● THE TASK:
Sift the material for lines containing "fatti", and return them.

(Dataset excerpt)
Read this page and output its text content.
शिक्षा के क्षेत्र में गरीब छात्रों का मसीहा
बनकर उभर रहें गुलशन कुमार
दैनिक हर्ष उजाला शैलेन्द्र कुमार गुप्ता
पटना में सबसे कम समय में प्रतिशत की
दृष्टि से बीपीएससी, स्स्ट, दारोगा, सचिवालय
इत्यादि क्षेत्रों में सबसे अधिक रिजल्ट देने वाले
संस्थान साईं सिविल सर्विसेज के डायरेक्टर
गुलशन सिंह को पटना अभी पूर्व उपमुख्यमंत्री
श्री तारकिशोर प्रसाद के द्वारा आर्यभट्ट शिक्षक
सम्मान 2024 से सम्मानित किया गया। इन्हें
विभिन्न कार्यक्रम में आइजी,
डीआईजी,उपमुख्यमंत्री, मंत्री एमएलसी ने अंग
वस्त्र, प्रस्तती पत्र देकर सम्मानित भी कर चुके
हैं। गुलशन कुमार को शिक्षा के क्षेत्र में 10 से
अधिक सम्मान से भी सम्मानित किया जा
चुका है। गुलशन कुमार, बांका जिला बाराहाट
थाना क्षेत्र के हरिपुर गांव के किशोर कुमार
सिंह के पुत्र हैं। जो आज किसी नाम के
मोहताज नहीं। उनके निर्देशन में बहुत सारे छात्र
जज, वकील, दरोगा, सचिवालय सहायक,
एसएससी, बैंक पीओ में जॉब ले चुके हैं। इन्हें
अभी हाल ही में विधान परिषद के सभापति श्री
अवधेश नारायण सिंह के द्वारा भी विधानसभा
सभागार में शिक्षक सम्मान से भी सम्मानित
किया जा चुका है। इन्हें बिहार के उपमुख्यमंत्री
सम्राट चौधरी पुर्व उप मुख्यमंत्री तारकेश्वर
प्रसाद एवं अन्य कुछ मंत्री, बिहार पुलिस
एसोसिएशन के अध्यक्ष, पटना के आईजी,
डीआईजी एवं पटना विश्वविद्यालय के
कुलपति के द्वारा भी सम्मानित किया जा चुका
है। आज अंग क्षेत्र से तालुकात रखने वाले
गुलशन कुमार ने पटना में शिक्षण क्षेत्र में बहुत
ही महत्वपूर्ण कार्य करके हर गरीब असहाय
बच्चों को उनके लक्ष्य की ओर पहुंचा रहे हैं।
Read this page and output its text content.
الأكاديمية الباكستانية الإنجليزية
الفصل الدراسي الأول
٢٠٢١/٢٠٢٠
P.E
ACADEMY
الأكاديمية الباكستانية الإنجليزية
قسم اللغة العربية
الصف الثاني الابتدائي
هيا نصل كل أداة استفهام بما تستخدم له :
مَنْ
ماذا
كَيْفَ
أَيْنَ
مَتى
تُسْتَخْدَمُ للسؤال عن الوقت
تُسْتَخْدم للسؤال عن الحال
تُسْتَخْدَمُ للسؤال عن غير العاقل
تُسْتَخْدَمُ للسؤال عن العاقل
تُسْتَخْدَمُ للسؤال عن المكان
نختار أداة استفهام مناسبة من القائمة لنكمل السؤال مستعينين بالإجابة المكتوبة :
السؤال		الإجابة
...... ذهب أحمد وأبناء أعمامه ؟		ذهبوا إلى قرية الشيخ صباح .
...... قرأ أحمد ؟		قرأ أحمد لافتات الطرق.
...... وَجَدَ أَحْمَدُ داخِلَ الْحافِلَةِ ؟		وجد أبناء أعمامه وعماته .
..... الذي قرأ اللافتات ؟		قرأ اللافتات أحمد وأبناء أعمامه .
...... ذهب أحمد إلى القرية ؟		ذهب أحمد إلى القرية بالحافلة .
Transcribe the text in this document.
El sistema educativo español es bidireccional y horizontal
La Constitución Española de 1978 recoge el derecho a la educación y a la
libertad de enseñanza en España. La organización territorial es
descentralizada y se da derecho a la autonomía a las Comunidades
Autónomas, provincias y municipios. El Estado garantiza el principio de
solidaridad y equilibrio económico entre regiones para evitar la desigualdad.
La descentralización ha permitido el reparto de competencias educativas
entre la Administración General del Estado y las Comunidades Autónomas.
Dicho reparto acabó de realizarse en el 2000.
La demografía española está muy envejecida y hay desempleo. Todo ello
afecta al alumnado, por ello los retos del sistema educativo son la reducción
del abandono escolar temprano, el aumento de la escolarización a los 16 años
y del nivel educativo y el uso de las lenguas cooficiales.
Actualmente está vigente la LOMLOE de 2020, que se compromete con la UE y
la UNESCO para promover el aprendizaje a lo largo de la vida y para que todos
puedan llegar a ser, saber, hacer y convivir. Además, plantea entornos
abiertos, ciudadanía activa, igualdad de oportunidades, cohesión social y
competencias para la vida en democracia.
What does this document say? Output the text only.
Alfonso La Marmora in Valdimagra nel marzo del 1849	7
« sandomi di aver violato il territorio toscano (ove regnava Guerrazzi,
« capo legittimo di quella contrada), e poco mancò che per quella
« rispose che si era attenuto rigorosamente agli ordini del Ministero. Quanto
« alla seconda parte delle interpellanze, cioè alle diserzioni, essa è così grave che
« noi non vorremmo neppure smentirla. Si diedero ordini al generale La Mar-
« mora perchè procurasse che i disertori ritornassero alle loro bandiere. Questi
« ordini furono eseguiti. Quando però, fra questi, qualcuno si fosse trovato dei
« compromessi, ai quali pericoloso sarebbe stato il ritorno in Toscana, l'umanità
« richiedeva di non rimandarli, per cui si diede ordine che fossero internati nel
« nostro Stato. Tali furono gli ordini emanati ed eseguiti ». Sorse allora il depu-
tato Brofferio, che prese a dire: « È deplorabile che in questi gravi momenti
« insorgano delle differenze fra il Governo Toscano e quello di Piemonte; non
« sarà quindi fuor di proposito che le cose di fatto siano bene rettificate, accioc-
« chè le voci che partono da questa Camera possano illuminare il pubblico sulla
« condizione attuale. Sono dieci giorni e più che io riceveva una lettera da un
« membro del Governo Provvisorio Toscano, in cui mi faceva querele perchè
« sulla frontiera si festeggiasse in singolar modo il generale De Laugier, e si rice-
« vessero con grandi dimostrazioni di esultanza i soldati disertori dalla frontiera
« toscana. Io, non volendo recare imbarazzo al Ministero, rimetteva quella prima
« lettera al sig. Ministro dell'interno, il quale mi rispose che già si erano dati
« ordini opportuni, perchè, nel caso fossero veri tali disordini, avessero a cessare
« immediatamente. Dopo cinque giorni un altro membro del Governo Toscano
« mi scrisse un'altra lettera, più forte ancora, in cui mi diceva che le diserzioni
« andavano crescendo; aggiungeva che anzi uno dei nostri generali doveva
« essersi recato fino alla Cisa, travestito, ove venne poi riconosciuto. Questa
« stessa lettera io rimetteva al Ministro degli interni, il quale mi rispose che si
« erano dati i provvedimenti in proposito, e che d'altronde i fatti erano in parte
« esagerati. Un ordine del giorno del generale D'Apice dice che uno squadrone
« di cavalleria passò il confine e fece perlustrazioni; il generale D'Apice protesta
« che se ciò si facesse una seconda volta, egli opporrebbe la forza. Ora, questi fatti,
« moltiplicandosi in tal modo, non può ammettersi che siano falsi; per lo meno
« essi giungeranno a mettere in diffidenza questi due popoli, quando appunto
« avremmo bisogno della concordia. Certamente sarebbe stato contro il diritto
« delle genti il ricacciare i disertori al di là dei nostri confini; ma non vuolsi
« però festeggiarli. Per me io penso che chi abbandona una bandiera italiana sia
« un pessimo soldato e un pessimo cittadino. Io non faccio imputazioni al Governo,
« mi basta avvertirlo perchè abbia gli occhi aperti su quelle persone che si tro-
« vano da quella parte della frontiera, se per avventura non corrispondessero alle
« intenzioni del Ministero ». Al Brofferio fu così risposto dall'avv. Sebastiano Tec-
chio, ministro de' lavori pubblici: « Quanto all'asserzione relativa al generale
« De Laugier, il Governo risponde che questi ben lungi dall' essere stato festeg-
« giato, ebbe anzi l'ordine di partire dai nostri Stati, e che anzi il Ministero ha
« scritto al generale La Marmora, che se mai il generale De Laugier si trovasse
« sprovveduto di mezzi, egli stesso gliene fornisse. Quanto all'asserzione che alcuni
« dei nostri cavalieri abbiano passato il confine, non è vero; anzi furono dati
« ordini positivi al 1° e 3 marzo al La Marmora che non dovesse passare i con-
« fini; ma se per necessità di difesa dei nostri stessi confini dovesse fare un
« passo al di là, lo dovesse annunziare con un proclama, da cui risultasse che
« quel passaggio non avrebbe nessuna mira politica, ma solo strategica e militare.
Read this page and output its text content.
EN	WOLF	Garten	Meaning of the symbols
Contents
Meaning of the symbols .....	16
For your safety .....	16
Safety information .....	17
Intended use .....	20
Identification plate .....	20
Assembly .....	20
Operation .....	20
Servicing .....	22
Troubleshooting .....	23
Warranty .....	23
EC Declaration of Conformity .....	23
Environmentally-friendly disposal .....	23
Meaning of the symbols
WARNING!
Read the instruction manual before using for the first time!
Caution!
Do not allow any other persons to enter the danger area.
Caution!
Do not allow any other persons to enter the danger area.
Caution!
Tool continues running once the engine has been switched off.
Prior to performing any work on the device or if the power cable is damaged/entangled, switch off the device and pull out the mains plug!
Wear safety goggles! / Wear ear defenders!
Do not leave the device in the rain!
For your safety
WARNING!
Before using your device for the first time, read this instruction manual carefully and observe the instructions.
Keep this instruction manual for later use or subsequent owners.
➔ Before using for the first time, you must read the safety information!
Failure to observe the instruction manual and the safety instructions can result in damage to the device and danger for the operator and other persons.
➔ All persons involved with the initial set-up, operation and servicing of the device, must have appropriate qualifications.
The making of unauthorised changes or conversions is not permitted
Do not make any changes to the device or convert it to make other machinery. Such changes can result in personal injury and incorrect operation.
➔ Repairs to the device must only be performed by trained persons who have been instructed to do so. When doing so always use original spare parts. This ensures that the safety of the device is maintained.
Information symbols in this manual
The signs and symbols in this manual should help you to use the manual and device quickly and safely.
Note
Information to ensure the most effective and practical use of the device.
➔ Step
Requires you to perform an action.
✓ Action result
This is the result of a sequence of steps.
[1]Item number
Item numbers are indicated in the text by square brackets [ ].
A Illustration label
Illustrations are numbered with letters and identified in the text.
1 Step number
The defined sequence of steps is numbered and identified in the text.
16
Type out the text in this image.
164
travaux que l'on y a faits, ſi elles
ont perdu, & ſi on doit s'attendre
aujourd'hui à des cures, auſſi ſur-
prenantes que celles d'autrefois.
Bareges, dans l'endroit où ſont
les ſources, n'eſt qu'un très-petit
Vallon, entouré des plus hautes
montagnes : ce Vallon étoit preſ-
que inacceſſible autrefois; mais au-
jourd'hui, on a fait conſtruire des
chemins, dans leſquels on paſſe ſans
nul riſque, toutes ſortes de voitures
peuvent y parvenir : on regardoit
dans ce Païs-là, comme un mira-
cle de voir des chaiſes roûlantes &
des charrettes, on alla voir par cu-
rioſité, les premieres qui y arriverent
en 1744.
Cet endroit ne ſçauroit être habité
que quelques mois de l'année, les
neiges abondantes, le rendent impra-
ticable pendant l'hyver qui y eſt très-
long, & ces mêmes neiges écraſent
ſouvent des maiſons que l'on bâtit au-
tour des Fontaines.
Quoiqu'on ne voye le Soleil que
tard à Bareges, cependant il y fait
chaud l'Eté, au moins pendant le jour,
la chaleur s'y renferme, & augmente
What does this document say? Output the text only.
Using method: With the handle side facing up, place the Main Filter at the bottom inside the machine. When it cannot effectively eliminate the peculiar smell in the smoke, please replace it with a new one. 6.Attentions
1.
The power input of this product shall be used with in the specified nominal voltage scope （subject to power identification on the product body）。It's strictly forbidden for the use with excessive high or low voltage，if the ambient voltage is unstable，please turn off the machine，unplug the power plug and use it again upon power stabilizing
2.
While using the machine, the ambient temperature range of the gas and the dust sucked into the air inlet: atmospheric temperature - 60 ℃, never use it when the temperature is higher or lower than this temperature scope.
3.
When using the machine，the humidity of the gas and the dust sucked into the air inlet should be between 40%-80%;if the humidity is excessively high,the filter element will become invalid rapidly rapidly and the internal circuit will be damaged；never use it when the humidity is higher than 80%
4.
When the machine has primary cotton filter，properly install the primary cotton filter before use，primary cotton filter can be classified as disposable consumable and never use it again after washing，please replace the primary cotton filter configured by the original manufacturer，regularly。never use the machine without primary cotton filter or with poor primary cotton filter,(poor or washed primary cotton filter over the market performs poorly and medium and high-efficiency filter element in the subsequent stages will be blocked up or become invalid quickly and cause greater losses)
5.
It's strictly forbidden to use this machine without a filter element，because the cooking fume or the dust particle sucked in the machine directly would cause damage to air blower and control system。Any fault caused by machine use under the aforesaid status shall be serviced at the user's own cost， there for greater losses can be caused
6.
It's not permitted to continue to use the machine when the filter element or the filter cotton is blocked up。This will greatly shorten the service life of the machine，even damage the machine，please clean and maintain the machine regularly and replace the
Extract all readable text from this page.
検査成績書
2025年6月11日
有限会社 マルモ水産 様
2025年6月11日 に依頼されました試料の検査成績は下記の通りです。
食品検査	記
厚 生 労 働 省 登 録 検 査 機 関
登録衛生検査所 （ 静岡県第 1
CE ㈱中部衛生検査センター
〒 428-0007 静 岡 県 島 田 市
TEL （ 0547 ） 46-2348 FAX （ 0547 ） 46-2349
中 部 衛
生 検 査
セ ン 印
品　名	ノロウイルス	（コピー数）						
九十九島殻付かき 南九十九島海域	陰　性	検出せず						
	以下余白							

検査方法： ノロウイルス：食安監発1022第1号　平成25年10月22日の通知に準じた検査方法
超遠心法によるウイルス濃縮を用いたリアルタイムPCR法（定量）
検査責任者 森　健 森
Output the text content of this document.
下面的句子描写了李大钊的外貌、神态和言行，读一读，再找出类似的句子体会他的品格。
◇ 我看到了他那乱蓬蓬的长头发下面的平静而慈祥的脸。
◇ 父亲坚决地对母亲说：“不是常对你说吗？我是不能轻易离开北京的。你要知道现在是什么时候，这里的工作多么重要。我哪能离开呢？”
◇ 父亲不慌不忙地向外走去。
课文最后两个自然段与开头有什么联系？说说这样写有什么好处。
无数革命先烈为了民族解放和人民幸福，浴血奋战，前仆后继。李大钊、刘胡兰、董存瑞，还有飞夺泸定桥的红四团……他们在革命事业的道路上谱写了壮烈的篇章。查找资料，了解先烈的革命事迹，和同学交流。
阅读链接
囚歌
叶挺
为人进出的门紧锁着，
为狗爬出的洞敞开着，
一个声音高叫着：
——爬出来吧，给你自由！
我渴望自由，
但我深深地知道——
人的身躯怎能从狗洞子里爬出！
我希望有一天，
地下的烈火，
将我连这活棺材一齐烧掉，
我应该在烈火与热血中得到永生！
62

● FINAL ANSWER:
« erano dati i provvedimenti in proposito, e che d'altronde i fatti erano in parte
« che se ciò si facesse una seconda volta, egli opporrebbe la forza. Ora, questi fatti,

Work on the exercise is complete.